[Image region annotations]
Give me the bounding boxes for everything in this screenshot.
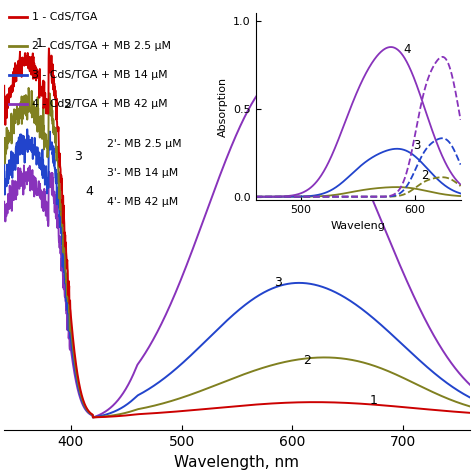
Text: 2: 2 — [63, 98, 71, 111]
Text: 2'- MB 2.5 μM: 2'- MB 2.5 μM — [107, 138, 181, 148]
Text: 4: 4 — [85, 185, 93, 198]
Text: 4: 4 — [264, 80, 273, 93]
Text: 1 - CdS/TGA: 1 - CdS/TGA — [32, 12, 98, 22]
Text: 3'- MB 14 μM: 3'- MB 14 μM — [107, 167, 178, 178]
Text: 3: 3 — [74, 150, 82, 163]
Text: 3: 3 — [273, 276, 282, 289]
Text: 1: 1 — [370, 394, 378, 407]
X-axis label: Wavelength, nm: Wavelength, nm — [174, 455, 300, 470]
Text: 4'- MB 42 μM: 4'- MB 42 μM — [107, 197, 178, 207]
Text: 1: 1 — [35, 37, 43, 50]
Text: 2: 2 — [303, 355, 311, 367]
Text: 2 - CdS/TGA + MB 2.5 μM: 2 - CdS/TGA + MB 2.5 μM — [32, 41, 171, 51]
Text: 3 - CdS/TGA + MB 14 μM: 3 - CdS/TGA + MB 14 μM — [32, 70, 168, 80]
Text: 4 - CdS/TGA + MB 42 μM: 4 - CdS/TGA + MB 42 μM — [32, 99, 168, 109]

## Job
Reproduce the listing, swapping "screenshot" for "figure" wherever it appears and keeping everything else unchanged. Leave the pictures out.

## Worked solution
Give me the bounding boxes for everything in this figure.
Text: 2: 2 — [63, 98, 71, 111]
Text: 2'- MB 2.5 μM: 2'- MB 2.5 μM — [107, 138, 181, 148]
Text: 4: 4 — [85, 185, 93, 198]
Text: 4: 4 — [264, 80, 273, 93]
Text: 1 - CdS/TGA: 1 - CdS/TGA — [32, 12, 98, 22]
Text: 3'- MB 14 μM: 3'- MB 14 μM — [107, 167, 178, 178]
Text: 3: 3 — [74, 150, 82, 163]
Text: 3: 3 — [273, 276, 282, 289]
Text: 1: 1 — [370, 394, 378, 407]
X-axis label: Wavelength, nm: Wavelength, nm — [174, 455, 300, 470]
Text: 4'- MB 42 μM: 4'- MB 42 μM — [107, 197, 178, 207]
Text: 1: 1 — [35, 37, 43, 50]
Text: 2: 2 — [303, 355, 311, 367]
Text: 2 - CdS/TGA + MB 2.5 μM: 2 - CdS/TGA + MB 2.5 μM — [32, 41, 171, 51]
Text: 3 - CdS/TGA + MB 14 μM: 3 - CdS/TGA + MB 14 μM — [32, 70, 168, 80]
Text: 4 - CdS/TGA + MB 42 μM: 4 - CdS/TGA + MB 42 μM — [32, 99, 168, 109]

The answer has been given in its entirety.